## PROVIDED DATA

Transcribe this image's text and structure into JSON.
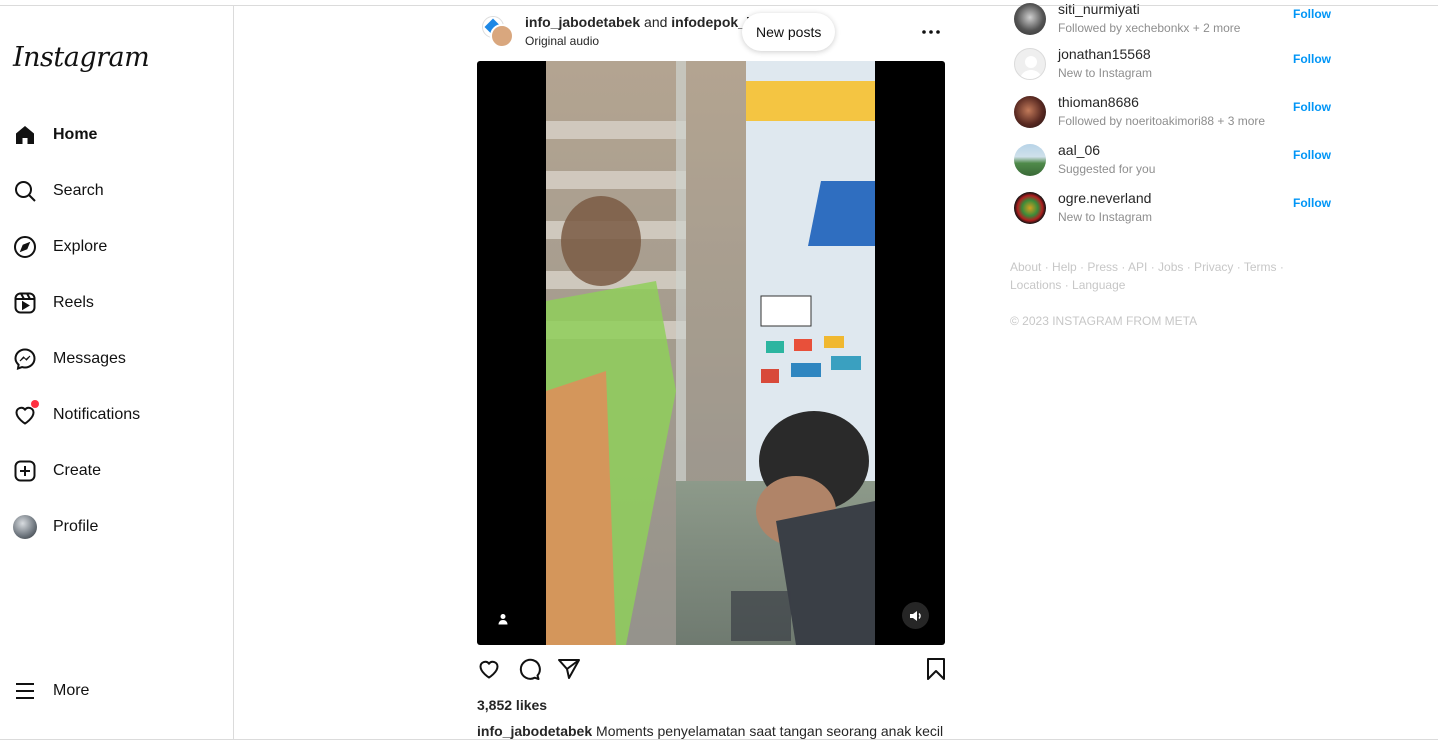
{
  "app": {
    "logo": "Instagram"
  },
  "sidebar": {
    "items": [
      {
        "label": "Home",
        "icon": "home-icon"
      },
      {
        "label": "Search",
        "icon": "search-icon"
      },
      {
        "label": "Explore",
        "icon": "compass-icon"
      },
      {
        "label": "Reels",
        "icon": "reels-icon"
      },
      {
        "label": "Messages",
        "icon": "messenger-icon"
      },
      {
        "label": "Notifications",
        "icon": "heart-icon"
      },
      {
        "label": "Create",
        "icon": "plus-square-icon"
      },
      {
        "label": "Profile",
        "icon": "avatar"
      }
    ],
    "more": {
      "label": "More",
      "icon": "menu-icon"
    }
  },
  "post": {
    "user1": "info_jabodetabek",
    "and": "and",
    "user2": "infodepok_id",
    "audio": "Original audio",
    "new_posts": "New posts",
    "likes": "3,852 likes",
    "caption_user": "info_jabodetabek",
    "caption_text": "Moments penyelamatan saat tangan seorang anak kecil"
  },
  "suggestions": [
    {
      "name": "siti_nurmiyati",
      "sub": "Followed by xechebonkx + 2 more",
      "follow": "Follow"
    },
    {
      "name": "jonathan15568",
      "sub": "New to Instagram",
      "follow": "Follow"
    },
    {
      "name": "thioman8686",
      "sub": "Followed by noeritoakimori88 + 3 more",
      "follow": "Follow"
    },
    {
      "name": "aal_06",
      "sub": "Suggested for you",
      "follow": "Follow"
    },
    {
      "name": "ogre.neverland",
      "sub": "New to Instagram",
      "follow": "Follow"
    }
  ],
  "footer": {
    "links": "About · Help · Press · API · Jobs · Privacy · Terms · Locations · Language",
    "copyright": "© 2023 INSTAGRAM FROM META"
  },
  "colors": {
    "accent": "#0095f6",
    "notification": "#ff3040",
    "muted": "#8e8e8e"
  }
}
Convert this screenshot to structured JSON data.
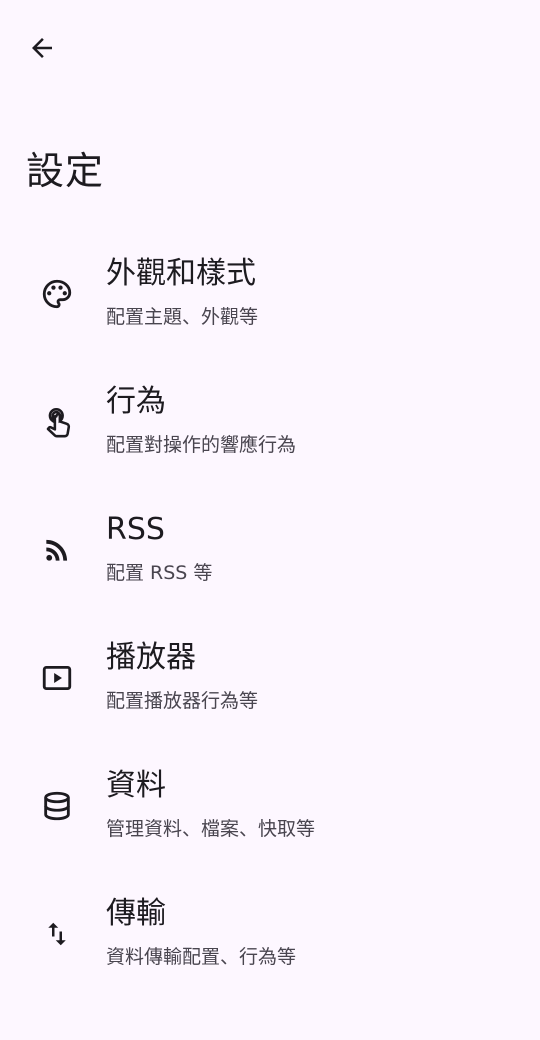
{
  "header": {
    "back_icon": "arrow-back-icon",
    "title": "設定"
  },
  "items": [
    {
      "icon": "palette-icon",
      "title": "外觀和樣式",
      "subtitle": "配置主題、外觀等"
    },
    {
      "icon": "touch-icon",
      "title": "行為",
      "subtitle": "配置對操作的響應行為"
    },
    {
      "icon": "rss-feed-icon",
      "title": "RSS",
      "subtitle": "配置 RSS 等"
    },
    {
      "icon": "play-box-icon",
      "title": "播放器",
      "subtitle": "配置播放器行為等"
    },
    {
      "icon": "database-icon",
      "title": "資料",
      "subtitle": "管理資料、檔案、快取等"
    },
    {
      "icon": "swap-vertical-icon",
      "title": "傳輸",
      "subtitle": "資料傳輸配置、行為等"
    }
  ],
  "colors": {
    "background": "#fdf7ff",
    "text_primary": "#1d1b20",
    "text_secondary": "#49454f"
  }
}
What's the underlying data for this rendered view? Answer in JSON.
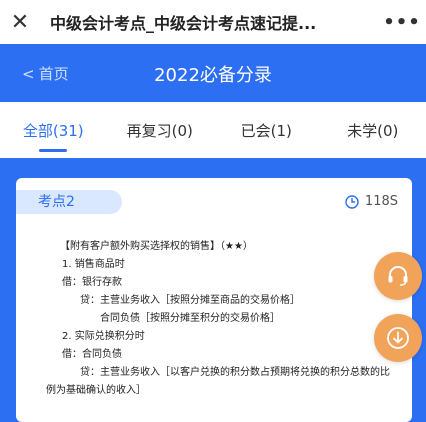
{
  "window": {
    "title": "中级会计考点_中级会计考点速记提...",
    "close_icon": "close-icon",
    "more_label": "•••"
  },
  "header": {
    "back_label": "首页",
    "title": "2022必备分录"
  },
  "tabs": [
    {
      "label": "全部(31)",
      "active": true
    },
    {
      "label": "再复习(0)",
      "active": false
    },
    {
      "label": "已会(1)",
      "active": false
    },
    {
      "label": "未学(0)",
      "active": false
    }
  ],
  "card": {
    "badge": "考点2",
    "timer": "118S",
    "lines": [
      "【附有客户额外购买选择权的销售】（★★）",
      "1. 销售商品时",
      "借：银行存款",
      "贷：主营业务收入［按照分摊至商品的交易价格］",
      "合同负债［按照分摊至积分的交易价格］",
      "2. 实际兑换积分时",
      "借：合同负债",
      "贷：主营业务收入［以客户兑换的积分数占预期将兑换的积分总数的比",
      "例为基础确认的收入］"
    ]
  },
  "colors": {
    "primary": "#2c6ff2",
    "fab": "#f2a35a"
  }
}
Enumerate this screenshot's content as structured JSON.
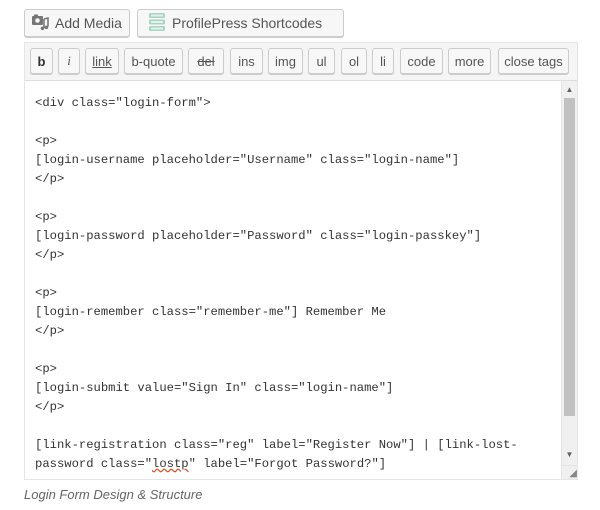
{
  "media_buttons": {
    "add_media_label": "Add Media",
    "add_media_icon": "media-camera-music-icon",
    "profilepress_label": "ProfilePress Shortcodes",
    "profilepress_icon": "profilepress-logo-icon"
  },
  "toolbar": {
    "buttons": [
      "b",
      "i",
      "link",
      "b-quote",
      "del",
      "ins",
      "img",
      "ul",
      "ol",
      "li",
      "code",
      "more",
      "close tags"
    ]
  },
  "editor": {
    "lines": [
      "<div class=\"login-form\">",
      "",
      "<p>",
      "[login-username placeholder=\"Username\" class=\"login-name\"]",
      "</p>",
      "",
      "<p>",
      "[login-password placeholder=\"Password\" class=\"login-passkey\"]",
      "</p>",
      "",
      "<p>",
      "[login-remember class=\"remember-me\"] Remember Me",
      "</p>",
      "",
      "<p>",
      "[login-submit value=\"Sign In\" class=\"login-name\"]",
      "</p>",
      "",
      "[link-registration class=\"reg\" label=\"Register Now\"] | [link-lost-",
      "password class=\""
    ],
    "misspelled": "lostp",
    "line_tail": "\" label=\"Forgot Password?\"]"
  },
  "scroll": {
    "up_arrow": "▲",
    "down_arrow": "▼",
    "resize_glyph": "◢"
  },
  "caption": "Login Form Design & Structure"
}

## GIVEN INSTRUCTION
Leave out the pictures, and give all the records again exactly.

## TASK OUTPUT
Transcribe this image's text and structure into JSON.
{
  "app": {
    "logo": "Instagram"
  },
  "sidebar": {
    "items": [
      {
        "label": "Home",
        "icon": "home-icon"
      },
      {
        "label": "Search",
        "icon": "search-icon"
      },
      {
        "label": "Explore",
        "icon": "compass-icon"
      },
      {
        "label": "Reels",
        "icon": "reels-icon"
      },
      {
        "label": "Messages",
        "icon": "messenger-icon"
      },
      {
        "label": "Notifications",
        "icon": "heart-icon"
      },
      {
        "label": "Create",
        "icon": "plus-square-icon"
      },
      {
        "label": "Profile",
        "icon": "avatar"
      }
    ],
    "more": {
      "label": "More",
      "icon": "menu-icon"
    }
  },
  "post": {
    "user1": "info_jabodetabek",
    "and": "and",
    "user2": "infodepok_id",
    "audio": "Original audio",
    "new_posts": "New posts",
    "likes": "3,852 likes",
    "caption_user": "info_jabodetabek",
    "caption_text": "Moments penyelamatan saat tangan seorang anak kecil"
  },
  "suggestions": [
    {
      "name": "siti_nurmiyati",
      "sub": "Followed by xechebonkx + 2 more",
      "follow": "Follow"
    },
    {
      "name": "jonathan15568",
      "sub": "New to Instagram",
      "follow": "Follow"
    },
    {
      "name": "thioman8686",
      "sub": "Followed by noeritoakimori88 + 3 more",
      "follow": "Follow"
    },
    {
      "name": "aal_06",
      "sub": "Suggested for you",
      "follow": "Follow"
    },
    {
      "name": "ogre.neverland",
      "sub": "New to Instagram",
      "follow": "Follow"
    }
  ],
  "footer": {
    "links": "About · Help · Press · API · Jobs · Privacy · Terms · Locations · Language",
    "copyright": "© 2023 INSTAGRAM FROM META"
  },
  "colors": {
    "accent": "#0095f6",
    "notification": "#ff3040",
    "muted": "#8e8e8e"
  }
}
Convert this screenshot to structured JSON data.
{
  "header": {
    "back_icon": "arrow-back-icon",
    "title": "設定"
  },
  "items": [
    {
      "icon": "palette-icon",
      "title": "外觀和樣式",
      "subtitle": "配置主題、外觀等"
    },
    {
      "icon": "touch-icon",
      "title": "行為",
      "subtitle": "配置對操作的響應行為"
    },
    {
      "icon": "rss-feed-icon",
      "title": "RSS",
      "subtitle": "配置 RSS 等"
    },
    {
      "icon": "play-box-icon",
      "title": "播放器",
      "subtitle": "配置播放器行為等"
    },
    {
      "icon": "database-icon",
      "title": "資料",
      "subtitle": "管理資料、檔案、快取等"
    },
    {
      "icon": "swap-vertical-icon",
      "title": "傳輸",
      "subtitle": "資料傳輸配置、行為等"
    }
  ],
  "colors": {
    "background": "#fdf7ff",
    "text_primary": "#1d1b20",
    "text_secondary": "#49454f"
  }
}
What's the underlying data for this rendered view? Answer in JSON.
{
  "window": {
    "title": "中级会计考点_中级会计考点速记提...",
    "close_icon": "close-icon",
    "more_label": "•••"
  },
  "header": {
    "back_label": "首页",
    "title": "2022必备分录"
  },
  "tabs": [
    {
      "label": "全部(31)",
      "active": true
    },
    {
      "label": "再复习(0)",
      "active": false
    },
    {
      "label": "已会(1)",
      "active": false
    },
    {
      "label": "未学(0)",
      "active": false
    }
  ],
  "card": {
    "badge": "考点2",
    "timer": "118S",
    "lines": [
      "【附有客户额外购买选择权的销售】（★★）",
      "1. 销售商品时",
      "借：银行存款",
      "贷：主营业务收入［按照分摊至商品的交易价格］",
      "合同负债［按照分摊至积分的交易价格］",
      "2. 实际兑换积分时",
      "借：合同负债",
      "贷：主营业务收入［以客户兑换的积分数占预期将兑换的积分总数的比",
      "例为基础确认的收入］"
    ]
  },
  "colors": {
    "primary": "#2c6ff2",
    "fab": "#f2a35a"
  }
}
Enumerate this screenshot's content as structured JSON.
{
  "media_buttons": {
    "add_media_label": "Add Media",
    "add_media_icon": "media-camera-music-icon",
    "profilepress_label": "ProfilePress Shortcodes",
    "profilepress_icon": "profilepress-logo-icon"
  },
  "toolbar": {
    "buttons": [
      "b",
      "i",
      "link",
      "b-quote",
      "del",
      "ins",
      "img",
      "ul",
      "ol",
      "li",
      "code",
      "more",
      "close tags"
    ]
  },
  "editor": {
    "lines": [
      "<div class=\"login-form\">",
      "",
      "<p>",
      "[login-username placeholder=\"Username\" class=\"login-name\"]",
      "</p>",
      "",
      "<p>",
      "[login-password placeholder=\"Password\" class=\"login-passkey\"]",
      "</p>",
      "",
      "<p>",
      "[login-remember class=\"remember-me\"] Remember Me",
      "</p>",
      "",
      "<p>",
      "[login-submit value=\"Sign In\" class=\"login-name\"]",
      "</p>",
      "",
      "[link-registration class=\"reg\" label=\"Register Now\"] | [link-lost-",
      "password class=\""
    ],
    "misspelled": "lostp",
    "line_tail": "\" label=\"Forgot Password?\"]"
  },
  "scroll": {
    "up_arrow": "▲",
    "down_arrow": "▼",
    "resize_glyph": "◢"
  },
  "caption": "Login Form Design & Structure"
}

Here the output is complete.